### Direction
Repeat each entry in full, exactly.

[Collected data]
|---|
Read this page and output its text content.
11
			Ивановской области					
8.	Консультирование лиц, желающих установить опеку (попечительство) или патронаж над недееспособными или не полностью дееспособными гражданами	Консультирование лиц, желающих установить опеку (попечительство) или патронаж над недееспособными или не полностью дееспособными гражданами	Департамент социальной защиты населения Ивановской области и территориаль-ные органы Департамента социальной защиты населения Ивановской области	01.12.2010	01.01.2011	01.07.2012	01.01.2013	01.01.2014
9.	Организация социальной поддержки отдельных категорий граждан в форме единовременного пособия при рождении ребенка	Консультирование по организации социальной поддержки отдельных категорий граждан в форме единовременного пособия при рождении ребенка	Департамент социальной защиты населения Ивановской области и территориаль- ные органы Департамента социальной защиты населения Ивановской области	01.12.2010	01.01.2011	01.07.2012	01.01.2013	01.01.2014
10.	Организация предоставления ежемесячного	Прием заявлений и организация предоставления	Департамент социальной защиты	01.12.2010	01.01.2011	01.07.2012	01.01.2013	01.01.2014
|---|
### Result
Read this page and output its text content.
11
			Ивановской области					
8.	Консультирование лиц, желающих установить опеку (попечительство) или патронаж над недееспособными или не полностью дееспособными гражданами	Консультирование лиц, желающих установить опеку (попечительство) или патронаж над недееспособными или не полностью дееспособными гражданами	Департамент социальной защиты населения Ивановской области и территориаль-ные органы Департамента социальной защиты населения Ивановской области	01.12.2010	01.01.2011	01.07.2012	01.01.2013	01.01.2014
9.	Организация социальной поддержки отдельных категорий граждан в форме единовременного пособия при рождении ребенка	Консультирование по организации социальной поддержки отдельных категорий граждан в форме единовременного пособия при рождении ребенка	Департамент социальной защиты населения Ивановской области и территориаль- ные органы Департамента социальной защиты населения Ивановской области	01.12.2010	01.01.2011	01.07.2012	01.01.2013	01.01.2014
10.	Организация предоставления ежемесячного	Прием заявлений и организация предоставления	Департамент социальной защиты	01.12.2010	01.01.2011	01.07.2012	01.01.2013	01.01.2014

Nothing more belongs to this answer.